YOUR GOAL:
Repeat the entire listing exactly as written.

(Items listed in a dataset)
==========
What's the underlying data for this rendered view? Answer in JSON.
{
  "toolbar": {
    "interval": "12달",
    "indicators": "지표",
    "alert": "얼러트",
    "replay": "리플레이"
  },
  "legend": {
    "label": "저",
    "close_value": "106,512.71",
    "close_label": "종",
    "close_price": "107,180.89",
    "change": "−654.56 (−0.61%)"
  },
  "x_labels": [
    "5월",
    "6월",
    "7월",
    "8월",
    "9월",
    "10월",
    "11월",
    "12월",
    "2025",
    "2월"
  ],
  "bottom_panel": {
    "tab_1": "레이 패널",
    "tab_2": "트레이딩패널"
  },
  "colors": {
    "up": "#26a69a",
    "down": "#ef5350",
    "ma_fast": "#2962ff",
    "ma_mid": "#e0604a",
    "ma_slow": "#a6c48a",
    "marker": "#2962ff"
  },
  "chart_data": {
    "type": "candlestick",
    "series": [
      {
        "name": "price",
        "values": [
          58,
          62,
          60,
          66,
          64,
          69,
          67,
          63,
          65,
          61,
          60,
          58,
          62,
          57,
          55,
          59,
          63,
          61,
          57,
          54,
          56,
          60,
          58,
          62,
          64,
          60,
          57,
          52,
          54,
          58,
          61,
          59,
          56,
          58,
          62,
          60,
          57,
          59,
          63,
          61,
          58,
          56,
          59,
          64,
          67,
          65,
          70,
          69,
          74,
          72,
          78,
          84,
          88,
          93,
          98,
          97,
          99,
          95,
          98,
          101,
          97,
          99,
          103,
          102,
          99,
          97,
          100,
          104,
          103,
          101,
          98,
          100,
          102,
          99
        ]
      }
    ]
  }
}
==========
WRITTEN SOLUTION:
What's the underlying data for this rendered view? Answer in JSON.
{
  "toolbar": {
    "interval": "12달",
    "indicators": "지표",
    "alert": "얼러트",
    "replay": "리플레이"
  },
  "legend": {
    "label": "저",
    "close_value": "106,512.71",
    "close_label": "종",
    "close_price": "107,180.89",
    "change": "−654.56 (−0.61%)"
  },
  "x_labels": [
    "5월",
    "6월",
    "7월",
    "8월",
    "9월",
    "10월",
    "11월",
    "12월",
    "2025",
    "2월"
  ],
  "bottom_panel": {
    "tab_1": "레이 패널",
    "tab_2": "트레이딩패널"
  },
  "colors": {
    "up": "#26a69a",
    "down": "#ef5350",
    "ma_fast": "#2962ff",
    "ma_mid": "#e0604a",
    "ma_slow": "#a6c48a",
    "marker": "#2962ff"
  },
  "chart_data": {
    "type": "candlestick",
    "series": [
      {
        "name": "price",
        "values": [
          58,
          62,
          60,
          66,
          64,
          69,
          67,
          63,
          65,
          61,
          60,
          58,
          62,
          57,
          55,
          59,
          63,
          61,
          57,
          54,
          56,
          60,
          58,
          62,
          64,
          60,
          57,
          52,
          54,
          58,
          61,
          59,
          56,
          58,
          62,
          60,
          57,
          59,
          63,
          61,
          58,
          56,
          59,
          64,
          67,
          65,
          70,
          69,
          74,
          72,
          78,
          84,
          88,
          93,
          98,
          97,
          99,
          95,
          98,
          101,
          97,
          99,
          103,
          102,
          99,
          97,
          100,
          104,
          103,
          101,
          98,
          100,
          102,
          99
        ]
      }
    ]
  }
}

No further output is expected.